▶ _REQUIRED TASK A_
In the records, from the line with "Patent image size: (855, 775)." up to and including the line with "The motor 1 is at (375, 325).", change "cornering lamp" to "swiveling lamp" and return only those lines with everything else unchanged.

# # #

Till now we have explored one feature at a time - either by looking at mutual information, building single-factor models or even by looking at groupbys.

While this gave us some intuition and helped us clean up the data, it is generally NOT optimal for discovering which features are the most important. While we got decently performing models, our end goal is 1) to build a simple, generalizable, well-performing model, 2) to understand the dynamics of our problem i.e. to understand what the key factors for the presence of malware are.

By building models using just one feature, we ignore the **interactions** between features. The features are not independent but affect each other and we want to account for those.

#### Question: Go through the code below and understand what feature importances are (ask questions!). We find the most important features and then throw away everything else.

# # #

▶ _REQUIRED TASK B_
Write out the part of the passage on feature interactions that runs from "By building models" up to and including "away everything else.".

▶ _INFORMATION SHOWN_
# # #

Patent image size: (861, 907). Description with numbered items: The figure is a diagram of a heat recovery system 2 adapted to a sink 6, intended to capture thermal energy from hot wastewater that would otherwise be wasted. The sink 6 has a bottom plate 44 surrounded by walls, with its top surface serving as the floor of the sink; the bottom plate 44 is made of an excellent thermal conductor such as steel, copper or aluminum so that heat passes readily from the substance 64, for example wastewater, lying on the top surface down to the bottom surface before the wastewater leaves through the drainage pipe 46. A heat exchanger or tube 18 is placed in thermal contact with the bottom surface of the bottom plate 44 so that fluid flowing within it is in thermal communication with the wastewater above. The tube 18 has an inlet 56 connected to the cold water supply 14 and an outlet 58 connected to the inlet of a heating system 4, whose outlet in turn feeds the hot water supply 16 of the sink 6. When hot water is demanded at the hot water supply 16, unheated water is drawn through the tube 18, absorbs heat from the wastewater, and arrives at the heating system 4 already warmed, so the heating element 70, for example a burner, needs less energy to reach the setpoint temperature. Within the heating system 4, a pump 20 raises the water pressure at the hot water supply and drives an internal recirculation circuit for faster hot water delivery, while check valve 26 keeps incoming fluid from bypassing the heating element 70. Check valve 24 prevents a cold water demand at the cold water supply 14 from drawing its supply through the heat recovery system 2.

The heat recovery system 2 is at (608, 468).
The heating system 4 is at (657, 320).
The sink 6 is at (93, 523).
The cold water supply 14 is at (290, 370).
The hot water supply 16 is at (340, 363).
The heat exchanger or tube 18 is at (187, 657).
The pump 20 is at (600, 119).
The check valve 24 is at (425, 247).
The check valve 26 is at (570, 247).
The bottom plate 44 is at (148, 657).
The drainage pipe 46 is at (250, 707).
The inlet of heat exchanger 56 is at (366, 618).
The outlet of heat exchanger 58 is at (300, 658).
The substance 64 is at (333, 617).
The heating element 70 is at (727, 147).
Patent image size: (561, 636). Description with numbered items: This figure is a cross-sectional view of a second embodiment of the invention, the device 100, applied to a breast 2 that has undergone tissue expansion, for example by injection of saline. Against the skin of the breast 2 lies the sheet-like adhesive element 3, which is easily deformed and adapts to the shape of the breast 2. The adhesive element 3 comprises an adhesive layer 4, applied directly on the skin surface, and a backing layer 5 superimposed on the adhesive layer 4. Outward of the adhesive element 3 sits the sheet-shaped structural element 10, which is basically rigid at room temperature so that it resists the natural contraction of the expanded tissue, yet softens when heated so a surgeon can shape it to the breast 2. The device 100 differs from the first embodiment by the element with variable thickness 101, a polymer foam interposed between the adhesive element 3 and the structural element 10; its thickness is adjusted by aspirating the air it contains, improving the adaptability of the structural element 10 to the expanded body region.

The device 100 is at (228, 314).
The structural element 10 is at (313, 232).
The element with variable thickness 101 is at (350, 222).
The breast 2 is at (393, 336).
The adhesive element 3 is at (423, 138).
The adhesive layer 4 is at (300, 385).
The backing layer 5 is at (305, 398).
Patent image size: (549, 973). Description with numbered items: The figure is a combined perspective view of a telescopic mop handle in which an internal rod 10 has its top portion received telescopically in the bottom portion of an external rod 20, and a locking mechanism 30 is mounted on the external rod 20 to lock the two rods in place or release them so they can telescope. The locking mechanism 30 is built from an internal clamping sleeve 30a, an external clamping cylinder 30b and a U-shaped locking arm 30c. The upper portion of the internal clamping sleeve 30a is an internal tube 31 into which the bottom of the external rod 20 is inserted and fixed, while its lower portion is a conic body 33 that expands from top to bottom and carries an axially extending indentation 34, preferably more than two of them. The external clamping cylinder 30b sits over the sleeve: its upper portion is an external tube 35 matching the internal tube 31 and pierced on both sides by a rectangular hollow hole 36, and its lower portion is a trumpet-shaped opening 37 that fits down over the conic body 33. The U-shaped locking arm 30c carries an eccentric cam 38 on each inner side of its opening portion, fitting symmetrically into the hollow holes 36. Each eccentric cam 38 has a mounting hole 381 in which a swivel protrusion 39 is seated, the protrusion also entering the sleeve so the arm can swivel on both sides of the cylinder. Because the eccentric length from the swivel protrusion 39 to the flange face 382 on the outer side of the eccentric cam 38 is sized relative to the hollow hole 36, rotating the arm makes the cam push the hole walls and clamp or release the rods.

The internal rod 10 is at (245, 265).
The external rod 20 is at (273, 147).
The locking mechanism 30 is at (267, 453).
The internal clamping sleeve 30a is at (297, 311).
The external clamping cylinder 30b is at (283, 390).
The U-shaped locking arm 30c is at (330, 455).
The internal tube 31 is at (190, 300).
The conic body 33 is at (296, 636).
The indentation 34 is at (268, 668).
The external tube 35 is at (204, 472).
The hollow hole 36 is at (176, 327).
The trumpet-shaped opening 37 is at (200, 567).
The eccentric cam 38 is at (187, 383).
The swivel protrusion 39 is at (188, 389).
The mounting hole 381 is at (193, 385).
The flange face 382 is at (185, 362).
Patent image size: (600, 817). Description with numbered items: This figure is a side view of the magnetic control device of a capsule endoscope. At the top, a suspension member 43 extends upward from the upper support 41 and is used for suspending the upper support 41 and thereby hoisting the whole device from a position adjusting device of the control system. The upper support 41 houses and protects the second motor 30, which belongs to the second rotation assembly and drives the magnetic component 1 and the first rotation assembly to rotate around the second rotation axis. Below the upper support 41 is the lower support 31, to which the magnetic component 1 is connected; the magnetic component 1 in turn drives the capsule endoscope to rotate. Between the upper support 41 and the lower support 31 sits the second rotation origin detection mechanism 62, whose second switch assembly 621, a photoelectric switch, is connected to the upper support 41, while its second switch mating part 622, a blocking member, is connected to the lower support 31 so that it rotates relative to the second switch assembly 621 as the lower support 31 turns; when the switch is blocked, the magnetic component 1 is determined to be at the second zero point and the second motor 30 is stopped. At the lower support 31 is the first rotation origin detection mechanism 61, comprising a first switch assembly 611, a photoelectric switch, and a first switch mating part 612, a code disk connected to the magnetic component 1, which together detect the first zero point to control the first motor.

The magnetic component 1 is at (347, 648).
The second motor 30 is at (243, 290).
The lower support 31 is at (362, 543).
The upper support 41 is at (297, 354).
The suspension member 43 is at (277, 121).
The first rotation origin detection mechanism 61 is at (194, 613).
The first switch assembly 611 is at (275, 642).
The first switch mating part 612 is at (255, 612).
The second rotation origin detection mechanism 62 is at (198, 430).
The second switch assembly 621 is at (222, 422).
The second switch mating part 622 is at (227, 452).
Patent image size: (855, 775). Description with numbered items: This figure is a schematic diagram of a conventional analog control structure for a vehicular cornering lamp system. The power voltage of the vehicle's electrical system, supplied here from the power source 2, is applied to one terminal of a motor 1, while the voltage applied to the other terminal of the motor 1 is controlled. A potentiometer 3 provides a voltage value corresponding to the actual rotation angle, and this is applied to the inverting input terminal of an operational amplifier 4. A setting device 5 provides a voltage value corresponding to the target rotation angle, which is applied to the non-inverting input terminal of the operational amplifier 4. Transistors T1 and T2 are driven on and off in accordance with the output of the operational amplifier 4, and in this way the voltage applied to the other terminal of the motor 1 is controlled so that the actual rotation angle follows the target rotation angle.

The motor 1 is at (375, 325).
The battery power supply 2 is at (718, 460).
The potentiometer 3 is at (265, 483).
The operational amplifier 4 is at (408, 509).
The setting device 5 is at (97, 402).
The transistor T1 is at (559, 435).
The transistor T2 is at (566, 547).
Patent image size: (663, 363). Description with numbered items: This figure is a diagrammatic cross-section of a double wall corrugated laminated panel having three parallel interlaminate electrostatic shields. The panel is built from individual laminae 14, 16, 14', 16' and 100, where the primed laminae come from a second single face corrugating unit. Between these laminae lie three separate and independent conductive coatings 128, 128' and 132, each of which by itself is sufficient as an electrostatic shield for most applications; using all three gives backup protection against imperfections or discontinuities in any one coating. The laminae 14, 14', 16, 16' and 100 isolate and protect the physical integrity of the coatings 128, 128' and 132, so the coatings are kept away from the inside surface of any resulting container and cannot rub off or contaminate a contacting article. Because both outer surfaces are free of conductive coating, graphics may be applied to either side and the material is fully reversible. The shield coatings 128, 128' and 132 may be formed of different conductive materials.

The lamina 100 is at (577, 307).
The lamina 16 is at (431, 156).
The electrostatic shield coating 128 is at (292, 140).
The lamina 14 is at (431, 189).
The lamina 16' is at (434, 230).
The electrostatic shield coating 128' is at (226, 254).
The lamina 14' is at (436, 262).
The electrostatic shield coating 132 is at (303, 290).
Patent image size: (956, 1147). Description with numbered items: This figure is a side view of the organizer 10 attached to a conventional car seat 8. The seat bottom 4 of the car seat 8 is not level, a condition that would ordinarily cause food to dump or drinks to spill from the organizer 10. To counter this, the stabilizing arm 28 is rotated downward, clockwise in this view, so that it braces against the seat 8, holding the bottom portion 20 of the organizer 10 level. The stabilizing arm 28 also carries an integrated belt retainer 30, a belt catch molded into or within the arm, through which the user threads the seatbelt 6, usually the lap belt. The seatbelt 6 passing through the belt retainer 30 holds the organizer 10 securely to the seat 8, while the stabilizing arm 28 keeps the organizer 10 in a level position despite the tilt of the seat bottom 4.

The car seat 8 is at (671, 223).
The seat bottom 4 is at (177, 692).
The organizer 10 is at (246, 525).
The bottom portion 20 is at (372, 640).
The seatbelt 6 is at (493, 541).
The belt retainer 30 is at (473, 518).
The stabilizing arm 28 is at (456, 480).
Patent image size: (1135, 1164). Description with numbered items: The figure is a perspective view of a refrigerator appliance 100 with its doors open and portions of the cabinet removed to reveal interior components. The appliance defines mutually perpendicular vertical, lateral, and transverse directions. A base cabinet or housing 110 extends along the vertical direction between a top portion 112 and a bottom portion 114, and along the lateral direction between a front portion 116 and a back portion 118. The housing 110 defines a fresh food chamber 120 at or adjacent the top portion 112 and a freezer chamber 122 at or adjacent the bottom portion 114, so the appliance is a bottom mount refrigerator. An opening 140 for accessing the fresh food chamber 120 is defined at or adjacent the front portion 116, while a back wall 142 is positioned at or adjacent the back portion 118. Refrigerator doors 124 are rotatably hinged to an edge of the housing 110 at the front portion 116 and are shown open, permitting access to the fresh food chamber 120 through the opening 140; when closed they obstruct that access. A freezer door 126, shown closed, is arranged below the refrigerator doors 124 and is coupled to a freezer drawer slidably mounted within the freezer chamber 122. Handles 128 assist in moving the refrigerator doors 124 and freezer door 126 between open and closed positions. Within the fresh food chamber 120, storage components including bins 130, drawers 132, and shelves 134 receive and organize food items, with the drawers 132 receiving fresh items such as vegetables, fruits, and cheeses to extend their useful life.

# # #

▶ _CORRECT RESULT A_
Patent image size: (855, 775). Description with numbered items: This figure is a schematic diagram of a conventional analog control structure for a vehicular swiveling lamp system. The power voltage of the vehicle's electrical system, supplied here from the power source 2, is applied to one terminal of a motor 1, while the voltage applied to the other terminal of the motor 1 is controlled. A potentiometer 3 provides a voltage value corresponding to the actual rotation angle, and this is applied to the inverting input terminal of an operational amplifier 4. A setting device 5 provides a voltage value corresponding to the target rotation angle, which is applied to the non-inverting input terminal of the operational amplifier 4. Transistors T1 and T2 are driven on and off in accordance with the output of the operational amplifier 4, and in this way the voltage applied to the other terminal of the motor 1 is controlled so that the actual rotation angle follows the target rotation angle.

The motor 1 is at (375, 325).

▶ _CORRECT RESULT B_
By building models using just one feature, we ignore the **interactions** between features. The features are not independent but affect each other and we want to account for those.

#### Question: Go through the code below and understand what feature importances are (ask questions!). We find the most important features and then throw away everything else.